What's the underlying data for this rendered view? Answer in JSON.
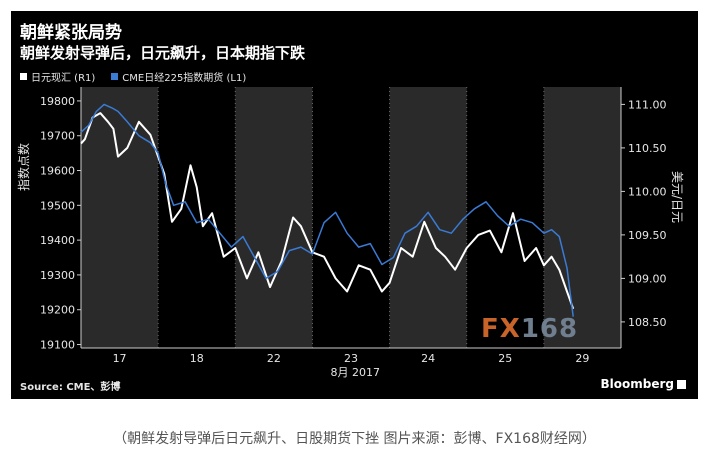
{
  "chart_data": {
    "type": "line",
    "title": "朝鲜紧张局势",
    "subtitle": "朝鲜发射导弹后，日元飙升，日本期指下跌",
    "ylabel_left": "指数点数",
    "ylabel_right": "美元/日元",
    "xlabel": "8月 2017",
    "x_ticks": [
      "17",
      "18",
      "22",
      "23",
      "24",
      "25",
      "29"
    ],
    "y_left_ticks": [
      "19800",
      "19700",
      "19600",
      "19500",
      "19400",
      "19300",
      "19200",
      "19100"
    ],
    "y_right_ticks": [
      "111.00",
      "110.50",
      "110.00",
      "109.50",
      "109.00",
      "108.50"
    ],
    "ylim_left": [
      19090,
      19840
    ],
    "ylim_right": [
      108.2,
      111.2
    ],
    "grid": "vertical-dotted",
    "legend_position": "top-left",
    "series": [
      {
        "name": "日元现汇 (R1)",
        "axis": "right",
        "color": "#ffffff",
        "x": [
          0,
          0.05,
          0.15,
          0.25,
          0.35,
          0.42,
          0.48,
          0.6,
          0.75,
          0.9,
          1.0,
          1.08,
          1.18,
          1.3,
          1.42,
          1.5,
          1.58,
          1.7,
          1.85,
          2.0,
          2.15,
          2.3,
          2.45,
          2.6,
          2.75,
          2.85,
          3.0,
          3.15,
          3.3,
          3.45,
          3.6,
          3.75,
          3.9,
          4.0,
          4.15,
          4.3,
          4.45,
          4.6,
          4.72,
          4.85,
          5.0,
          5.15,
          5.3,
          5.45,
          5.6,
          5.75,
          5.9,
          6.0,
          6.1,
          6.2,
          6.3,
          6.38
        ],
        "y": [
          110.55,
          110.6,
          110.85,
          110.9,
          110.8,
          110.72,
          110.4,
          110.5,
          110.8,
          110.65,
          110.4,
          110.2,
          109.65,
          109.8,
          110.3,
          110.05,
          109.6,
          109.75,
          109.25,
          109.35,
          109.0,
          109.3,
          108.9,
          109.2,
          109.7,
          109.6,
          109.3,
          109.25,
          109.0,
          108.85,
          109.15,
          109.1,
          108.85,
          108.95,
          109.35,
          109.25,
          109.65,
          109.35,
          109.25,
          109.1,
          109.35,
          109.5,
          109.55,
          109.3,
          109.75,
          109.2,
          109.35,
          109.15,
          109.25,
          109.1,
          108.85,
          108.65
        ]
      },
      {
        "name": "CME日经225指数期货 (L1)",
        "axis": "left",
        "color": "#3a7bd5",
        "x": [
          0,
          0.1,
          0.2,
          0.3,
          0.4,
          0.48,
          0.6,
          0.75,
          0.9,
          1.0,
          1.1,
          1.2,
          1.35,
          1.5,
          1.65,
          1.8,
          1.95,
          2.1,
          2.25,
          2.4,
          2.55,
          2.7,
          2.85,
          3.0,
          3.15,
          3.3,
          3.45,
          3.6,
          3.75,
          3.9,
          4.05,
          4.2,
          4.35,
          4.5,
          4.65,
          4.8,
          4.95,
          5.1,
          5.25,
          5.4,
          5.55,
          5.7,
          5.85,
          6.0,
          6.1,
          6.2,
          6.3,
          6.38
        ],
        "y": [
          19710,
          19730,
          19770,
          19790,
          19780,
          19770,
          19740,
          19700,
          19680,
          19650,
          19560,
          19500,
          19510,
          19450,
          19460,
          19420,
          19380,
          19410,
          19350,
          19290,
          19310,
          19370,
          19380,
          19360,
          19450,
          19480,
          19420,
          19380,
          19390,
          19330,
          19350,
          19420,
          19440,
          19480,
          19430,
          19420,
          19460,
          19490,
          19510,
          19470,
          19440,
          19460,
          19450,
          19420,
          19430,
          19410,
          19320,
          19180
        ]
      }
    ]
  },
  "source": "Source: CME、彭博",
  "brand": "Bloomberg",
  "watermark": {
    "part1": "FX",
    "part2": "168"
  },
  "caption": "（朝鲜发射导弹后日元飙升、日股期货下挫 图片来源：彭博、FX168财经网）"
}
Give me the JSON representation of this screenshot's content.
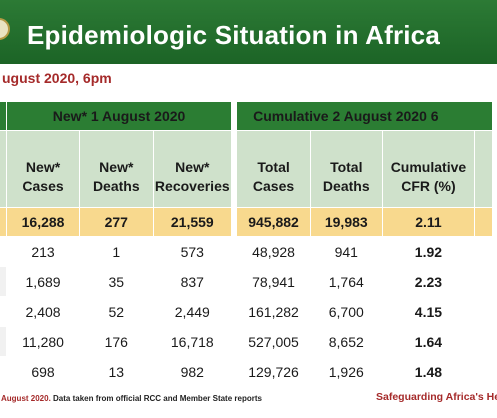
{
  "header": {
    "title": "Epidemiologic Situation in Africa",
    "subtitle_date": "ugust 2020, 6pm"
  },
  "table": {
    "group_headers": {
      "new": "New* 1 August 2020",
      "cumulative": "Cumulative 2 August 2020 6"
    },
    "columns": [
      {
        "line1": "New*",
        "line2": "Cases"
      },
      {
        "line1": "New*",
        "line2": "Deaths"
      },
      {
        "line1": "New*",
        "line2": "Recoveries"
      },
      {
        "line1": "Total",
        "line2": "Cases"
      },
      {
        "line1": "Total",
        "line2": "Deaths"
      },
      {
        "line1": "Cumulative",
        "line2": "CFR (%)"
      }
    ],
    "total_row": [
      "16,288",
      "277",
      "21,559",
      "945,882",
      "19,983",
      "2.11"
    ],
    "rows": [
      [
        "213",
        "1",
        "573",
        "48,928",
        "941",
        "1.92"
      ],
      [
        "1,689",
        "35",
        "837",
        "78,941",
        "1,764",
        "2.23"
      ],
      [
        "2,408",
        "52",
        "2,449",
        "161,282",
        "6,700",
        "4.15"
      ],
      [
        "11,280",
        "176",
        "16,718",
        "527,005",
        "8,652",
        "1.64"
      ],
      [
        "698",
        "13",
        "982",
        "129,726",
        "1,926",
        "1.48"
      ]
    ]
  },
  "footer": {
    "date_part": "August 2020.",
    "source_text": " Data taken from official RCC and Member State reports",
    "tagline": "Safeguarding Africa's Health"
  },
  "colors": {
    "header_green": "#1c6426",
    "column_header_green": "#cfe1cb",
    "total_row_yellow": "#f8d98e",
    "date_red": "#a52a2a"
  }
}
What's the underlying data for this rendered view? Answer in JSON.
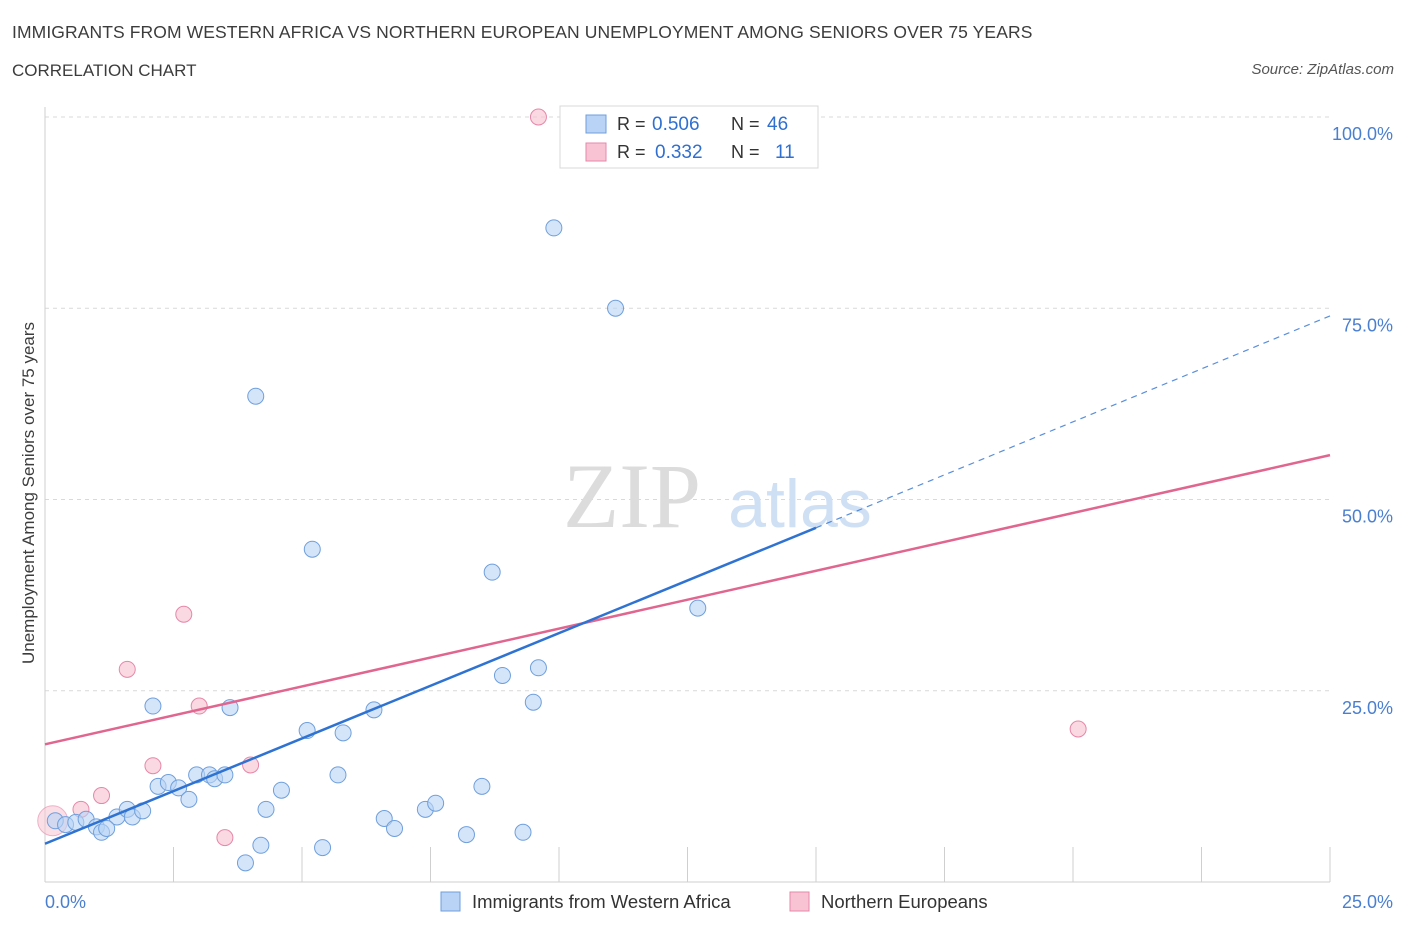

______________________________

REQUEST: Quote the data exactly, leaving every image out of the copy.

WORKED ANSWER:
What's the underlying data for this rendered view? Answer in JSON.
{
  "chart_data": {
    "type": "line",
    "title": "朝鲜紧张局势",
    "subtitle": "朝鲜发射导弹后，日元飙升，日本期指下跌",
    "ylabel_left": "指数点数",
    "ylabel_right": "美元/日元",
    "xlabel": "8月 2017",
    "x_ticks": [
      "17",
      "18",
      "22",
      "23",
      "24",
      "25",
      "29"
    ],
    "y_left_ticks": [
      "19800",
      "19700",
      "19600",
      "19500",
      "19400",
      "19300",
      "19200",
      "19100"
    ],
    "y_right_ticks": [
      "111.00",
      "110.50",
      "110.00",
      "109.50",
      "109.00",
      "108.50"
    ],
    "ylim_left": [
      19090,
      19840
    ],
    "ylim_right": [
      108.2,
      111.2
    ],
    "grid": "vertical-dotted",
    "legend_position": "top-left",
    "series": [
      {
        "name": "日元现汇 (R1)",
        "axis": "right",
        "color": "#ffffff",
        "x": [
          0,
          0.05,
          0.15,
          0.25,
          0.35,
          0.42,
          0.48,
          0.6,
          0.75,
          0.9,
          1.0,
          1.08,
          1.18,
          1.3,
          1.42,
          1.5,
          1.58,
          1.7,
          1.85,
          2.0,
          2.15,
          2.3,
          2.45,
          2.6,
          2.75,
          2.85,
          3.0,
          3.15,
          3.3,
          3.45,
          3.6,
          3.75,
          3.9,
          4.0,
          4.15,
          4.3,
          4.45,
          4.6,
          4.72,
          4.85,
          5.0,
          5.15,
          5.3,
          5.45,
          5.6,
          5.75,
          5.9,
          6.0,
          6.1,
          6.2,
          6.3,
          6.38
        ],
        "y": [
          110.55,
          110.6,
          110.85,
          110.9,
          110.8,
          110.72,
          110.4,
          110.5,
          110.8,
          110.65,
          110.4,
          110.2,
          109.65,
          109.8,
          110.3,
          110.05,
          109.6,
          109.75,
          109.25,
          109.35,
          109.0,
          109.3,
          108.9,
          109.2,
          109.7,
          109.6,
          109.3,
          109.25,
          109.0,
          108.85,
          109.15,
          109.1,
          108.85,
          108.95,
          109.35,
          109.25,
          109.65,
          109.35,
          109.25,
          109.1,
          109.35,
          109.5,
          109.55,
          109.3,
          109.75,
          109.2,
          109.35,
          109.15,
          109.25,
          109.1,
          108.85,
          108.65
        ]
      },
      {
        "name": "CME日经225指数期货 (L1)",
        "axis": "left",
        "color": "#3a7bd5",
        "x": [
          0,
          0.1,
          0.2,
          0.3,
          0.4,
          0.48,
          0.6,
          0.75,
          0.9,
          1.0,
          1.1,
          1.2,
          1.35,
          1.5,
          1.65,
          1.8,
          1.95,
          2.1,
          2.25,
          2.4,
          2.55,
          2.7,
          2.85,
          3.0,
          3.15,
          3.3,
          3.45,
          3.6,
          3.75,
          3.9,
          4.05,
          4.2,
          4.35,
          4.5,
          4.65,
          4.8,
          4.95,
          5.1,
          5.25,
          5.4,
          5.55,
          5.7,
          5.85,
          6.0,
          6.1,
          6.2,
          6.3,
          6.38
        ],
        "y": [
          19710,
          19730,
          19770,
          19790,
          19780,
          19770,
          19740,
          19700,
          19680,
          19650,
          19560,
          19500,
          19510,
          19450,
          19460,
          19420,
          19380,
          19410,
          19350,
          19290,
          19310,
          19370,
          19380,
          19360,
          19450,
          19480,
          19420,
          19380,
          19390,
          19330,
          19350,
          19420,
          19440,
          19480,
          19430,
          19420,
          19460,
          19490,
          19510,
          19470,
          19440,
          19460,
          19450,
          19420,
          19430,
          19410,
          19320,
          19180
        ]
      }
    ]
  },
  "source": "Source: CME、彭博",
  "brand": "Bloomberg",
  "watermark": {
    "part1": "FX",
    "part2": "168"
  },
  "caption": "（朝鲜发射导弹后日元飙升、日股期货下挫 图片来源：彭博、FX168财经网）"
}
Give me the JSON representation of this screenshot's content.
{
  "header": {
    "title": "Epidemiologic Situation in Africa",
    "subtitle_date": "ugust 2020, 6pm"
  },
  "table": {
    "group_headers": {
      "new": "New* 1 August 2020",
      "cumulative": "Cumulative 2 August 2020 6"
    },
    "columns": [
      {
        "line1": "New*",
        "line2": "Cases"
      },
      {
        "line1": "New*",
        "line2": "Deaths"
      },
      {
        "line1": "New*",
        "line2": "Recoveries"
      },
      {
        "line1": "Total",
        "line2": "Cases"
      },
      {
        "line1": "Total",
        "line2": "Deaths"
      },
      {
        "line1": "Cumulative",
        "line2": "CFR (%)"
      }
    ],
    "total_row": [
      "16,288",
      "277",
      "21,559",
      "945,882",
      "19,983",
      "2.11"
    ],
    "rows": [
      [
        "213",
        "1",
        "573",
        "48,928",
        "941",
        "1.92"
      ],
      [
        "1,689",
        "35",
        "837",
        "78,941",
        "1,764",
        "2.23"
      ],
      [
        "2,408",
        "52",
        "2,449",
        "161,282",
        "6,700",
        "4.15"
      ],
      [
        "11,280",
        "176",
        "16,718",
        "527,005",
        "8,652",
        "1.64"
      ],
      [
        "698",
        "13",
        "982",
        "129,726",
        "1,926",
        "1.48"
      ]
    ]
  },
  "footer": {
    "date_part": "August 2020.",
    "source_text": " Data taken from official RCC and Member State reports",
    "tagline": "Safeguarding Africa's Health"
  },
  "colors": {
    "header_green": "#1c6426",
    "column_header_green": "#cfe1cb",
    "total_row_yellow": "#f8d98e",
    "date_red": "#a52a2a"
  }
}
What's the underlying data for this rendered view? Answer in JSON.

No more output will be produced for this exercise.